The task →
In the listing that follows, how many lines contain "Printed"? Give the number only.

Data →
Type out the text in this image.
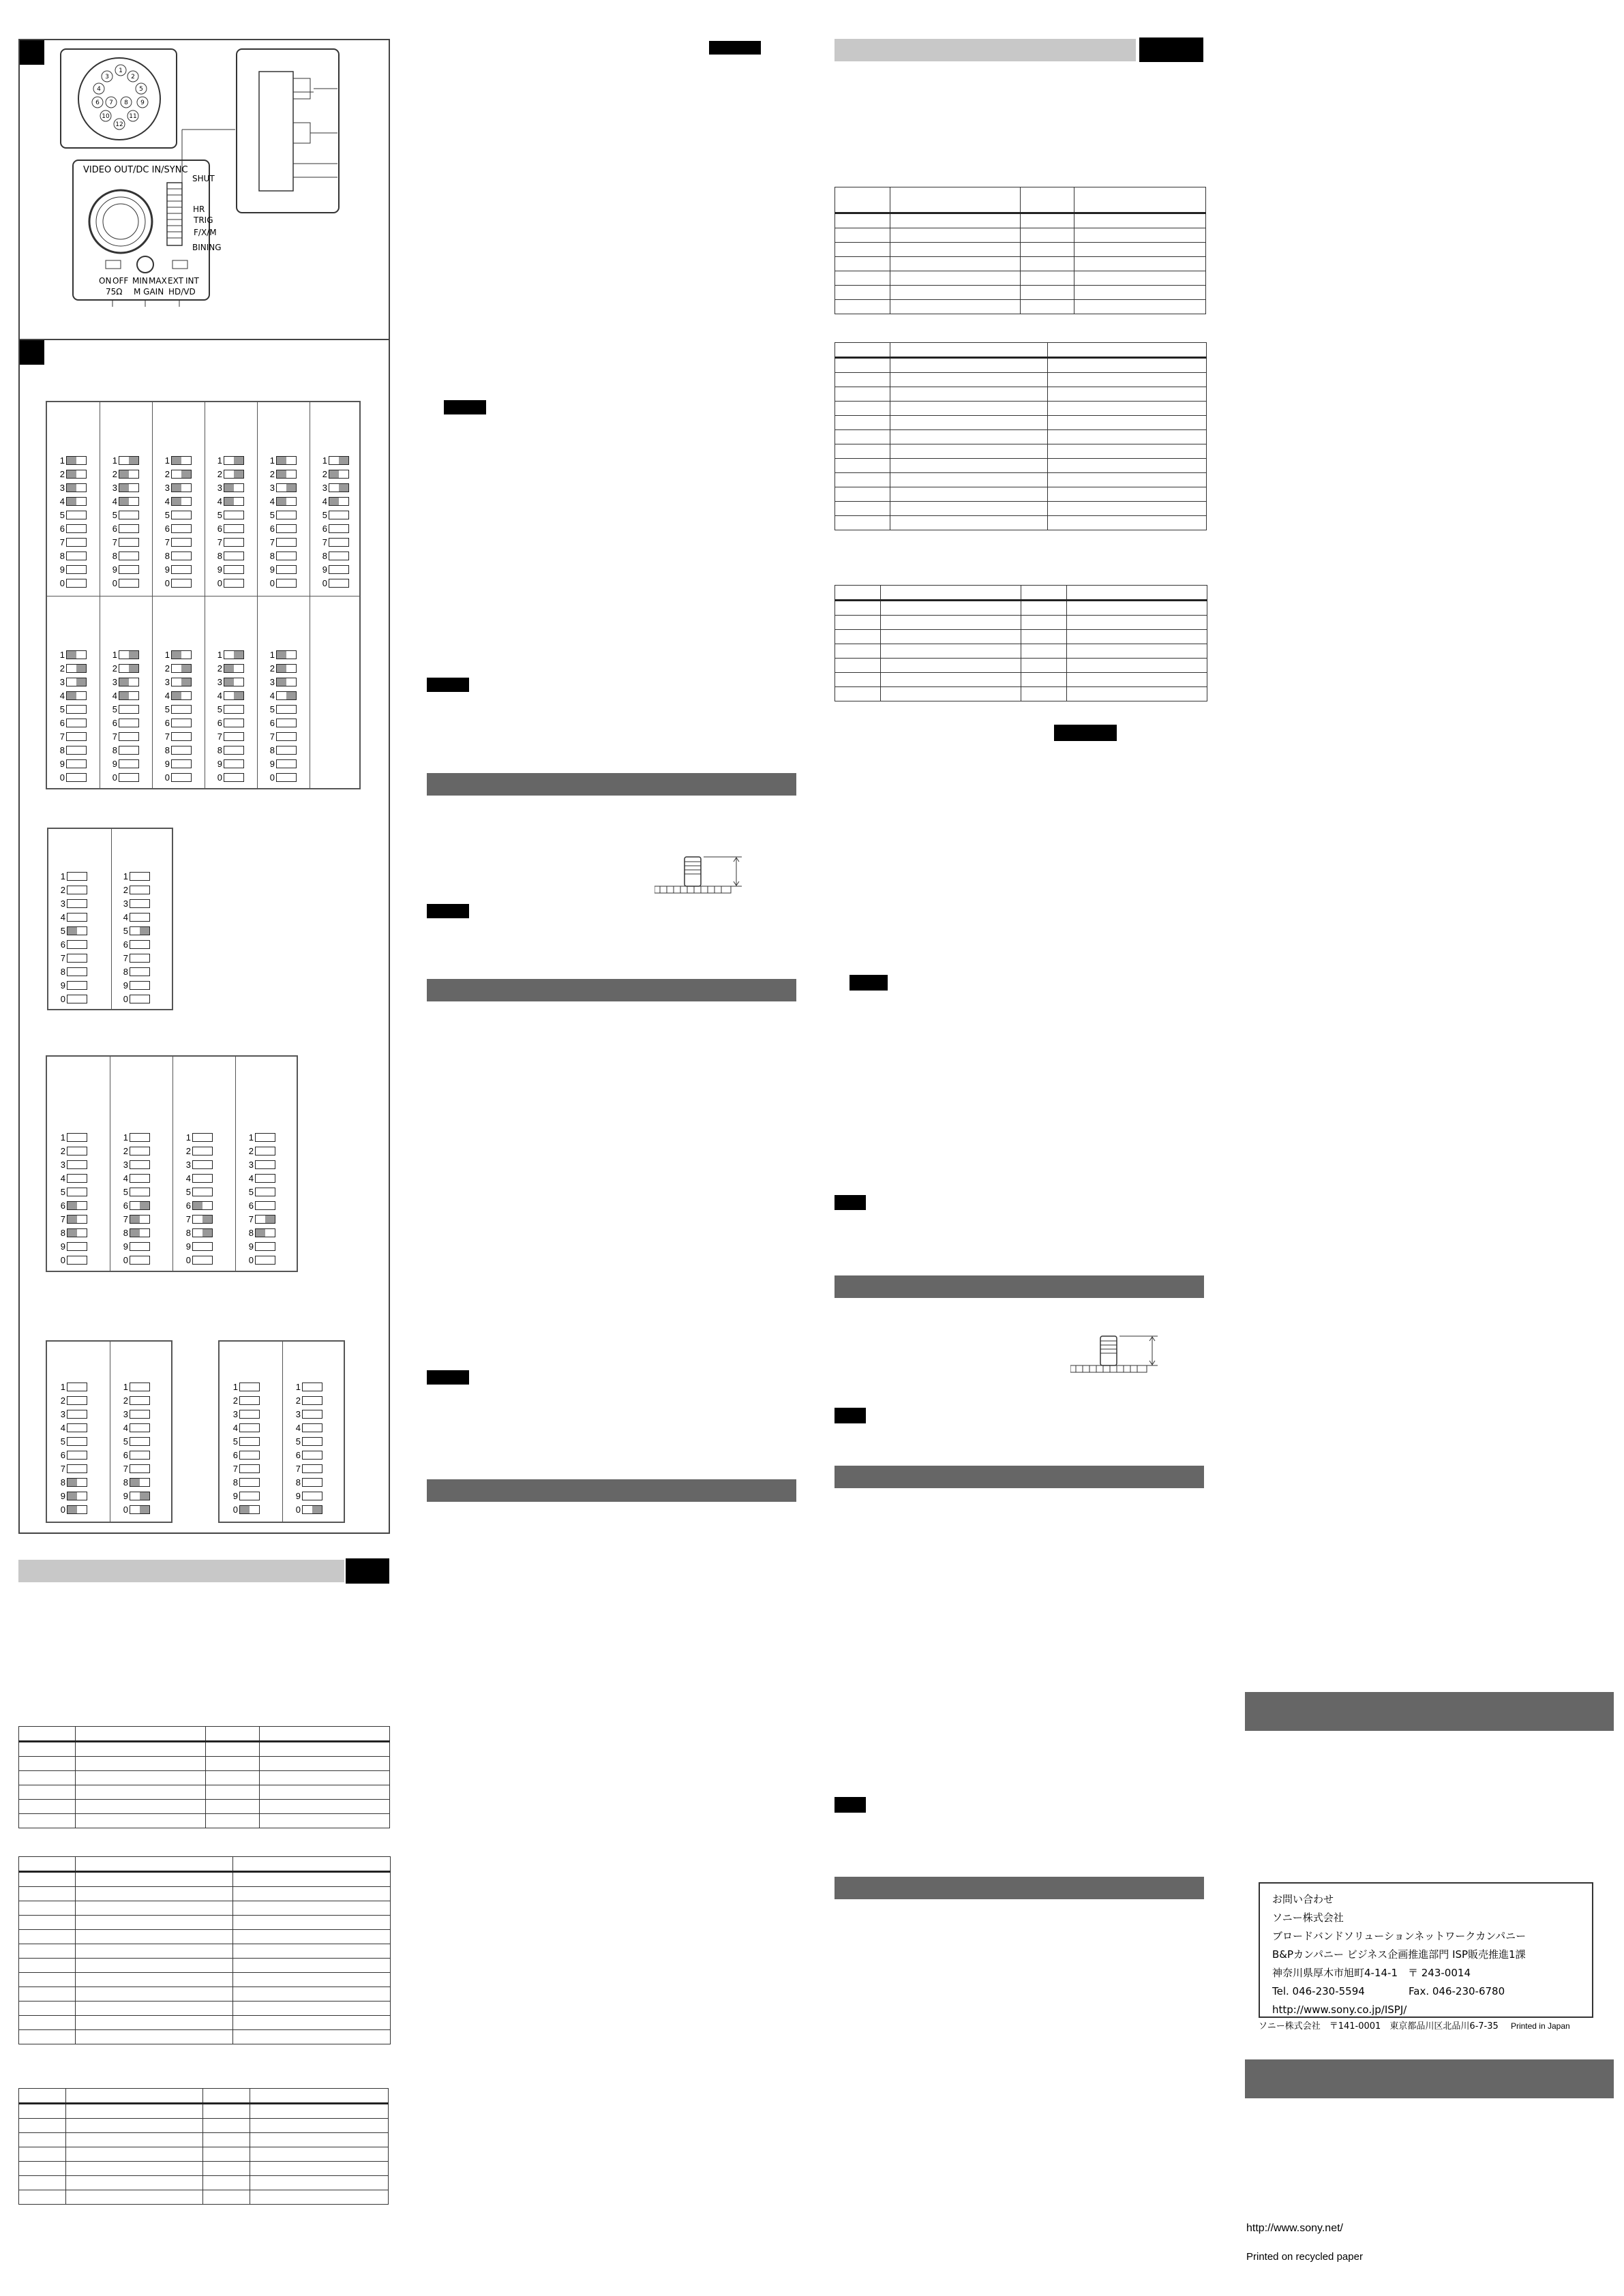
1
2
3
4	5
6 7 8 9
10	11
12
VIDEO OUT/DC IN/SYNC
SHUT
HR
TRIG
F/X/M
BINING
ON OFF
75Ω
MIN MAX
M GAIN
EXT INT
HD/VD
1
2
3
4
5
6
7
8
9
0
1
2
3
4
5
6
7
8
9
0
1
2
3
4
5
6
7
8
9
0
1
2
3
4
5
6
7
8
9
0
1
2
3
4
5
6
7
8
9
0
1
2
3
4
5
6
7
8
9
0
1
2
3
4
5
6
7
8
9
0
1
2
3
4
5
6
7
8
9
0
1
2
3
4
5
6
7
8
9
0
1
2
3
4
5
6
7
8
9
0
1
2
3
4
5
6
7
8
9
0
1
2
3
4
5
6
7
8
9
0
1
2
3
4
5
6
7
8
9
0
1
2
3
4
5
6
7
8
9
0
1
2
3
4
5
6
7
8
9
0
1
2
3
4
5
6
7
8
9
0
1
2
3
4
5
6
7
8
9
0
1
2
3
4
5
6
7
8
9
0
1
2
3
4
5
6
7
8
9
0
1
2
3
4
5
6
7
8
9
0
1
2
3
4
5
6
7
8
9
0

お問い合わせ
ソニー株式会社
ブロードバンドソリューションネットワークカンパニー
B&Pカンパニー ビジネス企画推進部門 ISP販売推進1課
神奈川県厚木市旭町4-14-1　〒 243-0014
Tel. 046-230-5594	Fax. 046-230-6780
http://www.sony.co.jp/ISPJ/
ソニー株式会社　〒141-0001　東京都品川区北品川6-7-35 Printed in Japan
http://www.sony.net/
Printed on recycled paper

==

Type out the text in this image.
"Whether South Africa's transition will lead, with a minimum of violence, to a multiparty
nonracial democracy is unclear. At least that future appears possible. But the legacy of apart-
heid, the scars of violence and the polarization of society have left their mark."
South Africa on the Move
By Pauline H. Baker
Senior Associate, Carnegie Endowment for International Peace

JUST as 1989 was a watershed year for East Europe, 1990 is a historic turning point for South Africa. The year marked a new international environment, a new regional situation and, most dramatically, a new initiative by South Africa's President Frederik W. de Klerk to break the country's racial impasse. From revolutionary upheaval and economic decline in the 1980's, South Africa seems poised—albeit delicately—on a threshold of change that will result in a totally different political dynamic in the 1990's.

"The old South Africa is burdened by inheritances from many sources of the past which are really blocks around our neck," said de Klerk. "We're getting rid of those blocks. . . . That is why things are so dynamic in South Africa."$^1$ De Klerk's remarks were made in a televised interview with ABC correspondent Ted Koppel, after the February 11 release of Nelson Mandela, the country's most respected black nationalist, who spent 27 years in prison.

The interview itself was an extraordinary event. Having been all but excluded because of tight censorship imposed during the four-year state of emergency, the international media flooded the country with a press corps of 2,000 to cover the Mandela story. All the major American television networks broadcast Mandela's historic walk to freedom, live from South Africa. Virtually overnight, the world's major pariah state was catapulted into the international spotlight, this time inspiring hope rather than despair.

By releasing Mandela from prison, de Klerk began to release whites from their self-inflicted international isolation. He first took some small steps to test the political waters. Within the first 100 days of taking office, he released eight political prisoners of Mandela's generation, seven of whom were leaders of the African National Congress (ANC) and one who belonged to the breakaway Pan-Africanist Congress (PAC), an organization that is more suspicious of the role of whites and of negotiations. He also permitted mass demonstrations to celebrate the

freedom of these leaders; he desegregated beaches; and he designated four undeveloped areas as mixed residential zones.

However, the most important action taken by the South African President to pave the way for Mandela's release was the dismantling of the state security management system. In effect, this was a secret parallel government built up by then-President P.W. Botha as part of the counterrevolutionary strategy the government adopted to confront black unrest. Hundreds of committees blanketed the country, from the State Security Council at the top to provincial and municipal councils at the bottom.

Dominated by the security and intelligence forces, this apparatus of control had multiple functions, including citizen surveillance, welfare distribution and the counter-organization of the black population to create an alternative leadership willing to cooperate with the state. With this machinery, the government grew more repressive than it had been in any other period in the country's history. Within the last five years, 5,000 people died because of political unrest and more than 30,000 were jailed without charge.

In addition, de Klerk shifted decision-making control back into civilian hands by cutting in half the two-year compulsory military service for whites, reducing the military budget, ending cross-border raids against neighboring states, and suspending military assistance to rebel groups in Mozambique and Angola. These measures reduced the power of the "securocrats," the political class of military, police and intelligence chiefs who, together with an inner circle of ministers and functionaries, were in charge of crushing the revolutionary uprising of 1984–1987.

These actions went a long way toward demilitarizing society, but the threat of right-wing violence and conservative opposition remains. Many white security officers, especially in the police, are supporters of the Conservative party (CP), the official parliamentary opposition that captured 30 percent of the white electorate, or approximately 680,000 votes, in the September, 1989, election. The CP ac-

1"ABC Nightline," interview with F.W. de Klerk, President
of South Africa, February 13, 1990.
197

Reply to the task →
2